■ **Text passage**:
15-02-2010, 03:23 PM
The battle between the Anglo-American intelligence community, their tame hand-puppet politicians and the voices of reason continue:
http://www.guardian.co.uk/uk/2010/feb/15/how-mi5-kept-watchdog-in-the-dark?CMP=AFCYAH
How MI5 kept watchdog in the dark over detainees' claims of torture
• Intelligence committee misled by MI5 evidence
• Demands for reform after appeal court revelations
David Leigh and Richard Norton-Taylor
guardian.co.uk, Monday 15 February 2010 09.06 GMT
![[Image: evans.jpg]](http://static.guim.co.uk/sys-images/Politics/Pix/pictures/2008/06/10/evans.jpg)
Jonathan Evans, the director-general of MI5. Photograph: PA
It was in the middle of 2008 that Jonathan Evans, director general of MI5, delivered a bombshell confession to the previously compliant parliamentarians of the intelligence and security committee.
He told them, in strict secrecy as usual, that assurances of MI5 innocence previously accepted without demur by the politicians had in fact been false.

Spatial annotation records:
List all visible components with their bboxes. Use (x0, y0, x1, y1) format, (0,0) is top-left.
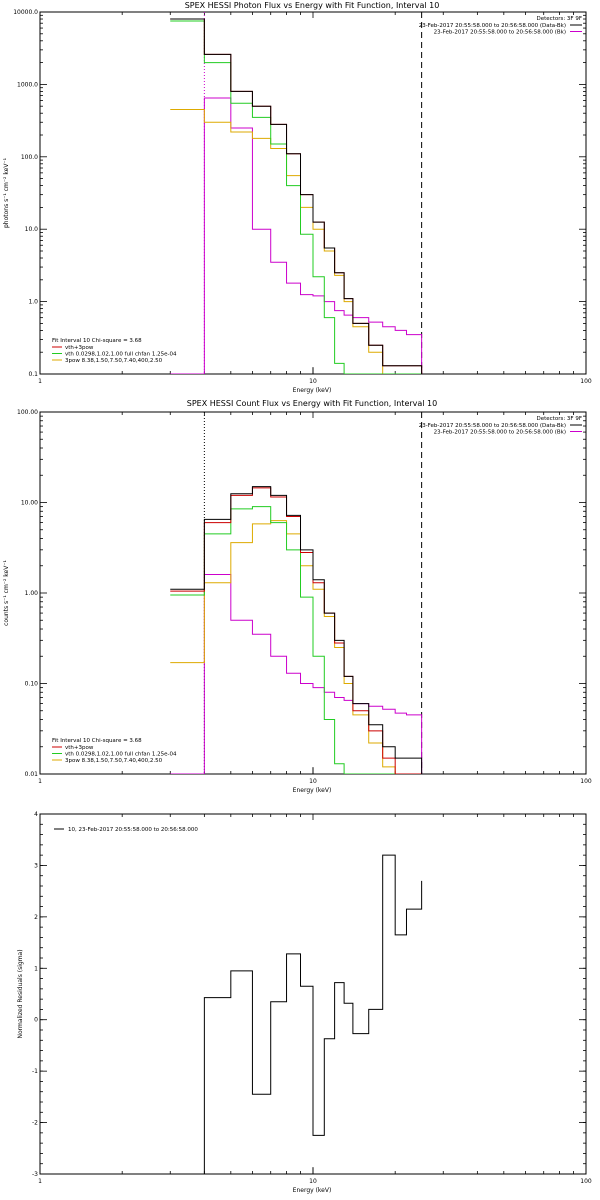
panel-2-y-tick-label: 0.01 (25, 771, 39, 778)
panel-2-x-tick-label: 100 (580, 778, 592, 785)
panel-2-y-tick-label: 1.00 (25, 590, 39, 597)
panel-3-y-tick-label: 0 (34, 1017, 38, 1024)
panel-2-frame (39, 411, 587, 775)
panel-2-series-3pow (170, 520, 422, 774)
panel-1-y-tick-label: 100.0 (21, 154, 38, 161)
panel-2-series-group (170, 486, 423, 774)
panel-1-fit-legend-title: Fit Interval 10 Chi-square = 3.68 (52, 338, 142, 344)
panel-1-plot-area: 1 10 100 0.1 1.0 10.0 100.0 1000.0 10000.0 Detect… (13, 9, 592, 385)
panel-1-fit-legend-label: vth 0.0298,1.02,1.00 full chfan 1.25e-04 (65, 352, 177, 358)
panel-2-title: SPEX HESSI Count Flux vs Energy with Fit… (187, 399, 438, 408)
panel-1-title: SPEX HESSI Photon Flux vs Energy with Fi… (185, 1, 440, 10)
panel-2-fit-legend-label: vth 0.0298,1.02,1.00 full chfan 1.25e-04 (65, 752, 177, 758)
panel-2-series-bk (170, 574, 423, 774)
panel-1-fit-legend-label: vth+3pow (65, 345, 94, 351)
panel-2-y-tick-label: 100.00 (17, 409, 38, 416)
panel-1-series-vth-3pow (170, 18, 423, 374)
photon-flux-panel: SPEX HESSI Photon Flux vs Energy with Fi… (3, 1, 592, 394)
panel-3-x-tick-label: 1 (38, 1178, 42, 1185)
panel-2-x-tick-label: 1 (38, 778, 42, 785)
panel-3-legend-label: 10, 23-Feb-2017 20:55:58.000 to 20:56:58… (68, 827, 198, 833)
panel-1-y-tick-label: 10.0 (25, 226, 39, 233)
panel-1-x-tick-label: 10 (309, 378, 317, 385)
panel-2-legend-label: 23-Feb-2017 20:55:58.000 to 20:56:58.000… (434, 430, 566, 436)
panel-1-series-bk (170, 97, 423, 374)
panel-2-plot-area: 1 10 100 0.01 0.10 1.00 10.00 100.00 Detectors: … (17, 409, 592, 785)
panel-2-fit-legend-label: 3pow 8.38,1.50,7.50,7.40,400,2.50 (65, 758, 163, 764)
panel-3-x-tick-label: 100 (580, 1178, 592, 1185)
panel-1-x-tick-label: 1 (38, 378, 42, 385)
panel-1-y-tick-label: 0.1 (28, 371, 38, 378)
panel-2-y-tick-label: 0.10 (25, 681, 39, 688)
panel-2-series-vth-3pow (170, 487, 422, 774)
panel-3-y-tick-label: -2 (32, 1120, 38, 1127)
panel-3-x-tick-label: 10 (309, 1178, 317, 1185)
panel-2-legend-title: Detectors: 3F 9F (536, 416, 582, 422)
panel-2-legend-label: 23-Feb-2017 20:55:58.000 to 20:56:58.000… (419, 423, 566, 429)
panel-1-series-vth (170, 20, 422, 374)
panel-3-y-tick-label: 1 (34, 965, 38, 972)
residuals-panel: Energy (keV) Normalized Residuals (sigma… (17, 811, 592, 1194)
panel-2-x-tick-label: 10 (309, 778, 317, 785)
panel-1-ylabel: photons s⁻¹ cm⁻² keV⁻¹ (3, 157, 10, 228)
panel-1-frame (39, 11, 587, 375)
panel-2-ylabel: counts s⁻¹ cm⁻² keV⁻¹ (3, 560, 10, 626)
panel-3-series-group (203, 854, 423, 1174)
panel-1-legend-label: 23-Feb-2017 20:55:58.000 to 20:56:58.000… (419, 23, 566, 29)
panel-2-series-vth (170, 506, 422, 774)
panel-3-xlabel: Energy (keV) (293, 1187, 332, 1194)
panel-1-series-group (170, 18, 423, 374)
panel-3-y-tick-label: -3 (32, 1171, 38, 1178)
panel-1-fit-legend-label: 3pow 8.38,1.50,7.50,7.40,400,2.50 (65, 358, 163, 364)
panel-3-y-tick-label: 4 (34, 811, 38, 818)
panel-1-legend-title: Detectors: 3F 9F (536, 16, 582, 22)
panel-2-y-tick-label: 10.00 (21, 500, 38, 507)
panel-1-x-tick-label: 100 (580, 378, 592, 385)
panel-3-plot-area: 1 10 100 -3 -2 -1 0 1 2 3 4 10, 23-Feb-2017 20:55:5… (32, 811, 592, 1185)
panel-2-series-data-bk (170, 486, 423, 774)
panel-1-series-data-bk (170, 18, 423, 374)
panel-1-y-tick-label: 10000.0 (13, 9, 38, 16)
panel-2-fit-legend-title: Fit Interval 10 Chi-square = 3.68 (52, 738, 142, 744)
panel-1-y-tick-label: 1000.0 (17, 81, 38, 88)
panel-3-y-tick-label: -1 (32, 1068, 38, 1075)
count-flux-panel: SPEX HESSI Count Flux vs Energy with Fit… (3, 399, 592, 794)
panel-3-y-tick-label: 3 (34, 862, 38, 869)
panel-3-series-residuals (203, 854, 423, 1174)
panel-3-y-tick-label: 2 (34, 914, 38, 921)
panel-1-y-tick-label: 1.0 (28, 299, 38, 306)
panel-1-legend-label: 23-Feb-2017 20:55:58.000 to 20:56:58.000… (434, 30, 566, 36)
panel-1-xlabel: Energy (keV) (293, 387, 332, 394)
panel-2-fit-legend-label: vth+3pow (65, 745, 94, 751)
panel-2-xlabel: Energy (keV) (293, 787, 332, 794)
panel-1-series-3pow (170, 109, 422, 374)
panel-3-ylabel: Normalized Residuals (sigma) (17, 949, 24, 1038)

■ **To be done**: Continue the forum post on MI5 and the intelligence and security committee, starting after its last sentence.

■ **In response**:
The committee, which was supposed to supervise MI5's policies, had already published a reassuring report on the basis of what it had been told. That report, based on testimony from Eliza Manningham-Buller, Evans's predecessor, informed the world that MI5 had been unaware of any ill-treatment dished out by its US allies to Binyam Mohamed.
The opposite was true. As the appeal court has now finally revealed, detailed briefings had been supplied at the time by Washington on the CIA's "new strategy" for softening up Mohamed and others, for which it demanded British help. This new American "war on terror" involved the use of prolonged sleep deprivation, shackling and threats that Mohamed would be "disappeared", applied to the point where his mental stability corroded and he apparently became suicidal.
These interrogation tactics, of systematic ill-treatment which might amount to torture, had supposedly been banned by Britain since 1972, when it came to light that the British army was using them on IRA suspects.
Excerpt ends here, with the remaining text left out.